_Set problem_:
Return each line of the listing that contains the string "จำนวน".

start Records for this exercise

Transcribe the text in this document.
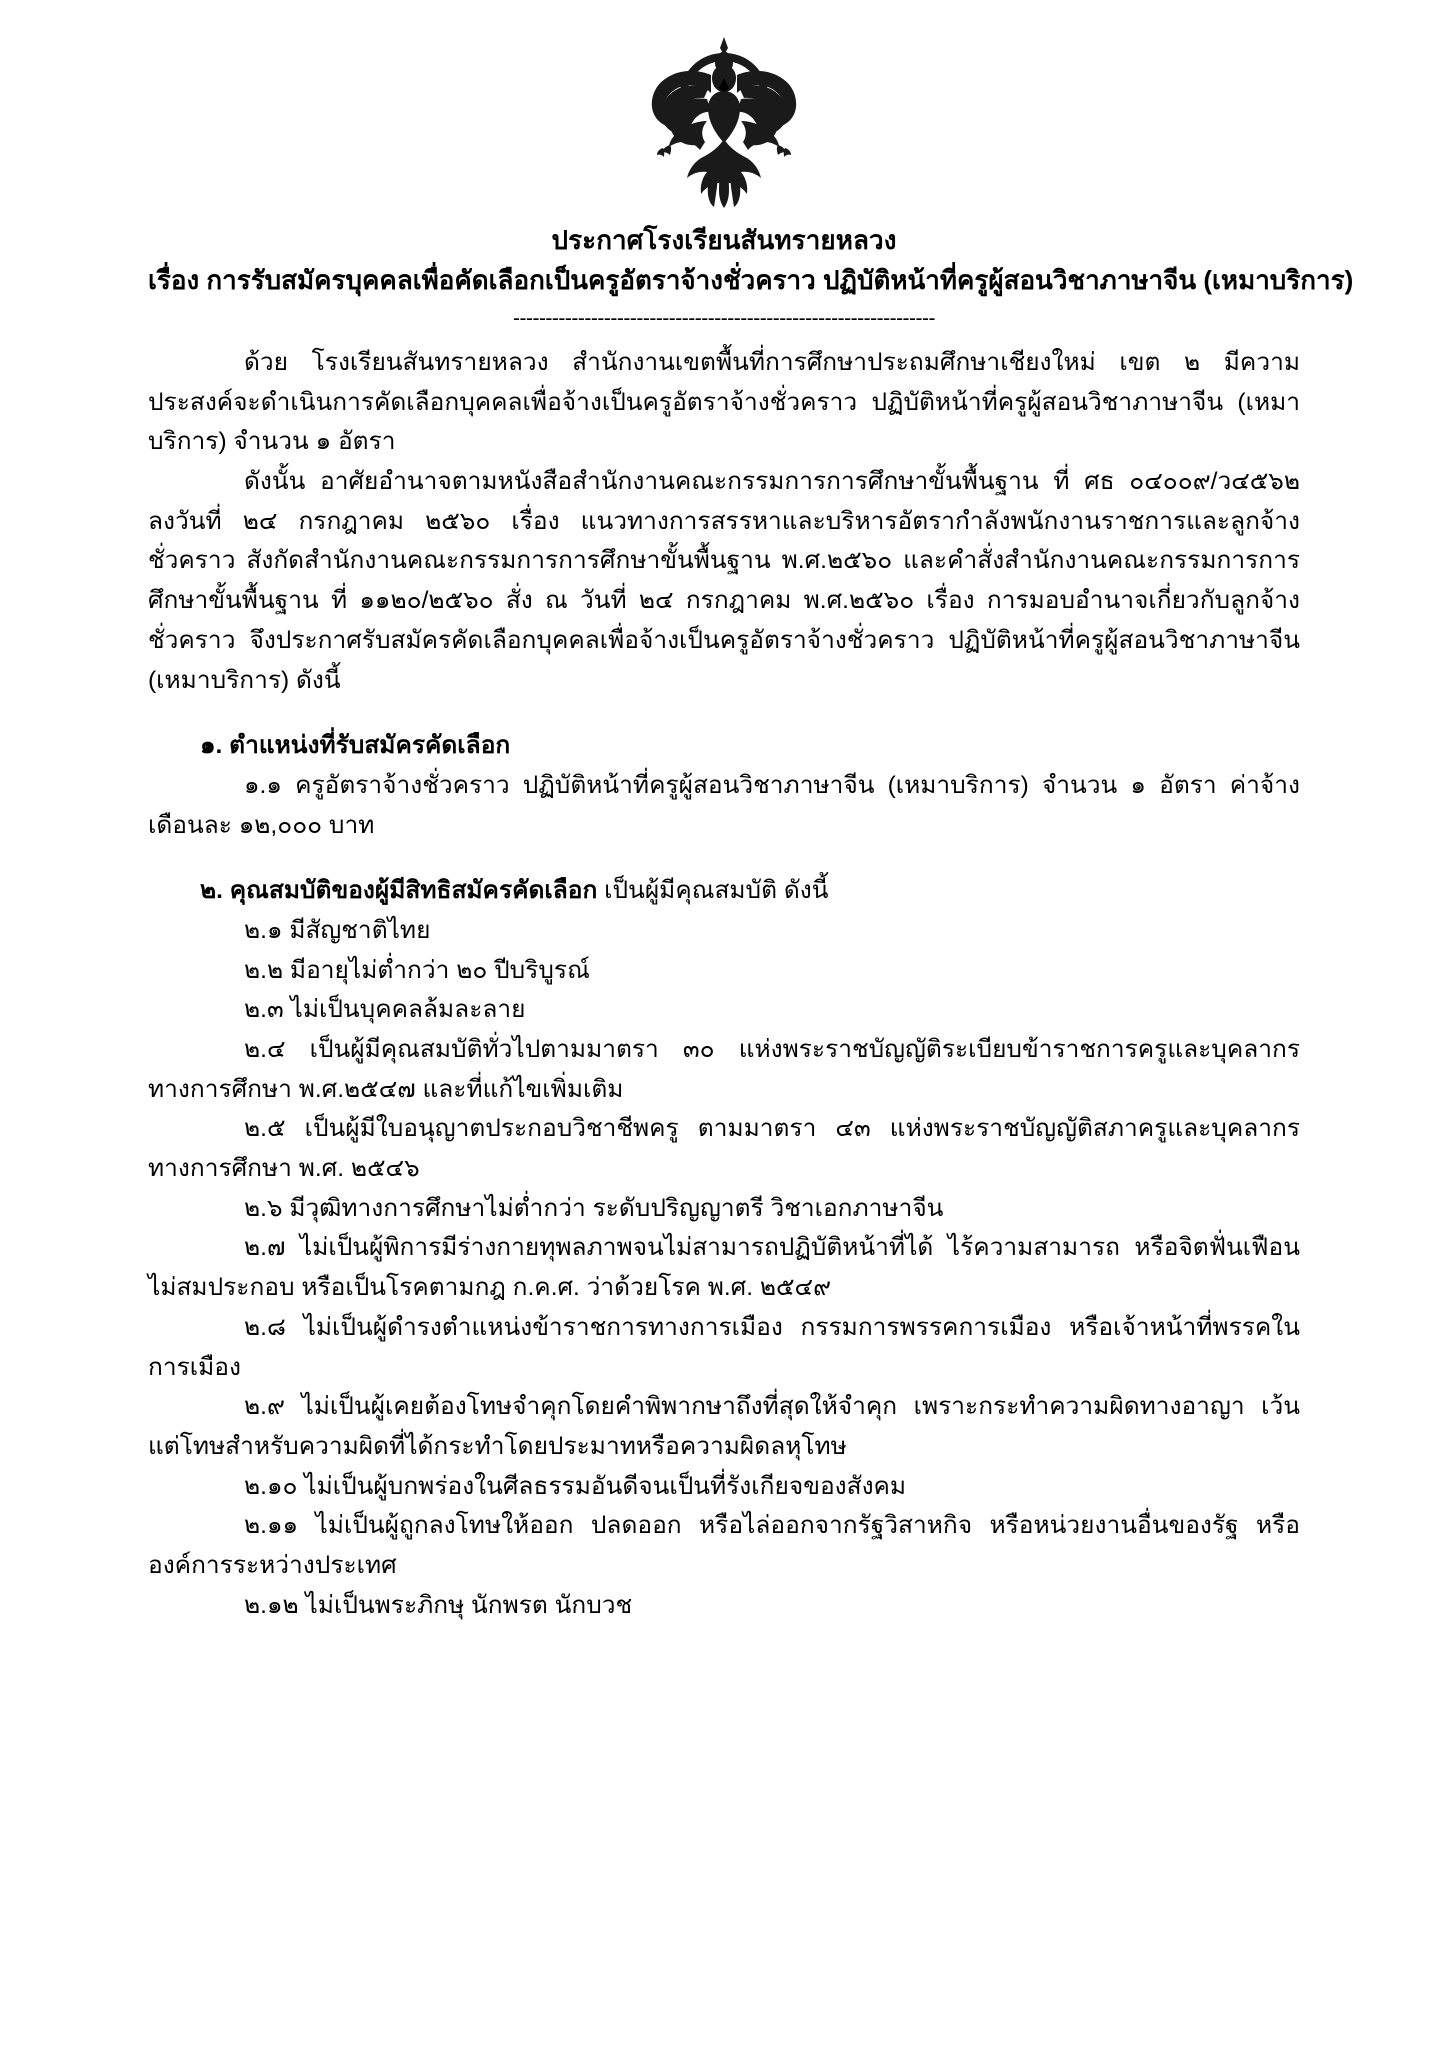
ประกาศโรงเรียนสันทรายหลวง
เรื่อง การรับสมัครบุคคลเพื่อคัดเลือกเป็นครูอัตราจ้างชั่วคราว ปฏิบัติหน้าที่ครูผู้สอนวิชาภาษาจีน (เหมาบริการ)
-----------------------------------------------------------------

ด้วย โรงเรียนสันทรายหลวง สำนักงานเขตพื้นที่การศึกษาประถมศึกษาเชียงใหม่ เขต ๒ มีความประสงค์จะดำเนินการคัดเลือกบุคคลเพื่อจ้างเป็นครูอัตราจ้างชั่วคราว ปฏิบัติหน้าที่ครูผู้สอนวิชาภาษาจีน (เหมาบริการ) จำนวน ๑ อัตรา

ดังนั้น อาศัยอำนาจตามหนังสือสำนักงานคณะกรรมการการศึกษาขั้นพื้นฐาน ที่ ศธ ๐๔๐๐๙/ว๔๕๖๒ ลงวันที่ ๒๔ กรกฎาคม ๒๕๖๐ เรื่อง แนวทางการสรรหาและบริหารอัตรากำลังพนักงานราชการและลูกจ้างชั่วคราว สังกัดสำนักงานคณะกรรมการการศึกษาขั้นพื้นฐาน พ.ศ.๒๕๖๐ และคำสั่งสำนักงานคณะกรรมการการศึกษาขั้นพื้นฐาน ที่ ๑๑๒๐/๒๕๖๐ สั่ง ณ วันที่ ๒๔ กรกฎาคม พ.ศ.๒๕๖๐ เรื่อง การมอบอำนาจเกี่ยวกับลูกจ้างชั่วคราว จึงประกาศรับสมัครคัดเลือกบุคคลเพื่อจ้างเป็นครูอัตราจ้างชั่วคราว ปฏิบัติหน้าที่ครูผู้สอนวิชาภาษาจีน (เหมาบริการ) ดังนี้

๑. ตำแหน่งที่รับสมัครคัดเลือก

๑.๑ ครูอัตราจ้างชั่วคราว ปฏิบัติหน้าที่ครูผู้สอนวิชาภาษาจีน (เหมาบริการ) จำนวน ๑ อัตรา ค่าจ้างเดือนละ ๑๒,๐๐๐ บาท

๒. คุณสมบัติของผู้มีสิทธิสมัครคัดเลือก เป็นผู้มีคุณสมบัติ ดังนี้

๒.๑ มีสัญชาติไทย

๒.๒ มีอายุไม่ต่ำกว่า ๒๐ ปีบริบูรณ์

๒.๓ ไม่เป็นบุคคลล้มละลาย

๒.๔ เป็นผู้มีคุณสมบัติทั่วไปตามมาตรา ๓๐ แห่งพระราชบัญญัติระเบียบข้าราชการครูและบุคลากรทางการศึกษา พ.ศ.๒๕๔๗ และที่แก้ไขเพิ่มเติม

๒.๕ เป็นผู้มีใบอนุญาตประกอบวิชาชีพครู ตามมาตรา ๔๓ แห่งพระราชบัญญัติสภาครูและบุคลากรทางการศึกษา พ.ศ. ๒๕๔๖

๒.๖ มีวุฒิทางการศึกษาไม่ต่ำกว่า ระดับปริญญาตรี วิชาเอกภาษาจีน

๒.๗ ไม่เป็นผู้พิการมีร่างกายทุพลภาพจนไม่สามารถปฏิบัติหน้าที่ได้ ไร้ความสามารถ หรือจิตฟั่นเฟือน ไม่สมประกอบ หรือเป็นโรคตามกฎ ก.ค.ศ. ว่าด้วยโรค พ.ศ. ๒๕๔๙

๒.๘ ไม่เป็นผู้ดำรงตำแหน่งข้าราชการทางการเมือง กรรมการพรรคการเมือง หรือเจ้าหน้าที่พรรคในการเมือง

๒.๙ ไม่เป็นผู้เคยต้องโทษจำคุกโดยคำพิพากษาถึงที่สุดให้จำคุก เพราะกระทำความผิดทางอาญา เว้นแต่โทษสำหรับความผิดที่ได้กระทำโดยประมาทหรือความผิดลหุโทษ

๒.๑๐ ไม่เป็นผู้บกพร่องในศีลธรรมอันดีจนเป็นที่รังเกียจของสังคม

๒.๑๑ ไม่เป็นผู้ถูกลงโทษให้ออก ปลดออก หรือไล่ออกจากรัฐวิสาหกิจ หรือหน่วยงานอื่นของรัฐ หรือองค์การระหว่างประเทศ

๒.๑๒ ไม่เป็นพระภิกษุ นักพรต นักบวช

end Records for this exercise
start Records for this exercise

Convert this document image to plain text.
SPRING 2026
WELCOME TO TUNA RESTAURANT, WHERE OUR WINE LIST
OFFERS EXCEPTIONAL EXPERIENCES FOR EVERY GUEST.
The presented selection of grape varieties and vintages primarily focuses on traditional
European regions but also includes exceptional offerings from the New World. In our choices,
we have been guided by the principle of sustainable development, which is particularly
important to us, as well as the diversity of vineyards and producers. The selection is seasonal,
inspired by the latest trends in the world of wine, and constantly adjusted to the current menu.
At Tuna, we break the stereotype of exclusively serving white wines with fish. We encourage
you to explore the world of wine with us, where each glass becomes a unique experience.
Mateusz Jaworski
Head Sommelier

end Records for this exercise
start Records for this exercise

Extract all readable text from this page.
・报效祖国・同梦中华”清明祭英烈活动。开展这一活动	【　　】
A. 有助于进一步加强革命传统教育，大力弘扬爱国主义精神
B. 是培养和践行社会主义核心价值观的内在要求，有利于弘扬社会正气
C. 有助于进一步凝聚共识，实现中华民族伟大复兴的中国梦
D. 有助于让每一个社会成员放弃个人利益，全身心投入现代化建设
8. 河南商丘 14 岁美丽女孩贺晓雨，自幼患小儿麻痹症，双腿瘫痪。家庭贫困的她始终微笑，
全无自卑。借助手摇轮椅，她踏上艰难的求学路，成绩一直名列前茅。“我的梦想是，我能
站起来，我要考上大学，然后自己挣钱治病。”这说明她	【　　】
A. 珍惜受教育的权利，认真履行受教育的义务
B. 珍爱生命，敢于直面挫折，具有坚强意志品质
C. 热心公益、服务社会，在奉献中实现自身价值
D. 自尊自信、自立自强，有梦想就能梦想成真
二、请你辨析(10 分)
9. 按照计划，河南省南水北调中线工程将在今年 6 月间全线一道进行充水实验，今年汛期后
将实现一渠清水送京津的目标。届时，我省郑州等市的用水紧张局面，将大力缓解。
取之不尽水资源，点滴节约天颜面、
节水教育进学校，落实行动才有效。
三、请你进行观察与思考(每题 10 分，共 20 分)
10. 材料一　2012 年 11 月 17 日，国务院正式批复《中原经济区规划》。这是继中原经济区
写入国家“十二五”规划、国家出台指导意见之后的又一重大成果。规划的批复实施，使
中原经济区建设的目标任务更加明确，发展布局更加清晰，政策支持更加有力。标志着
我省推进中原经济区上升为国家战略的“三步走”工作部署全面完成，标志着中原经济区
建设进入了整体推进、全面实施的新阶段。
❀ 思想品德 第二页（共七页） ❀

end Records for this exercise

_Answer_:
ด้วย โรงเรียนสันทรายหลวง สำนักงานเขตพื้นที่การศึกษาประถมศึกษาเชียงใหม่ เขต ๒ มีความประสงค์จะดำเนินการคัดเลือกบุคคลเพื่อจ้างเป็นครูอัตราจ้างชั่วคราว ปฏิบัติหน้าที่ครูผู้สอนวิชาภาษาจีน (เหมาบริการ) จำนวน ๑ อัตรา
๑.๑ ครูอัตราจ้างชั่วคราว ปฏิบัติหน้าที่ครูผู้สอนวิชาภาษาจีน (เหมาบริการ) จำนวน ๑ อัตรา ค่าจ้างเดือนละ ๑๒,๐๐๐ บาท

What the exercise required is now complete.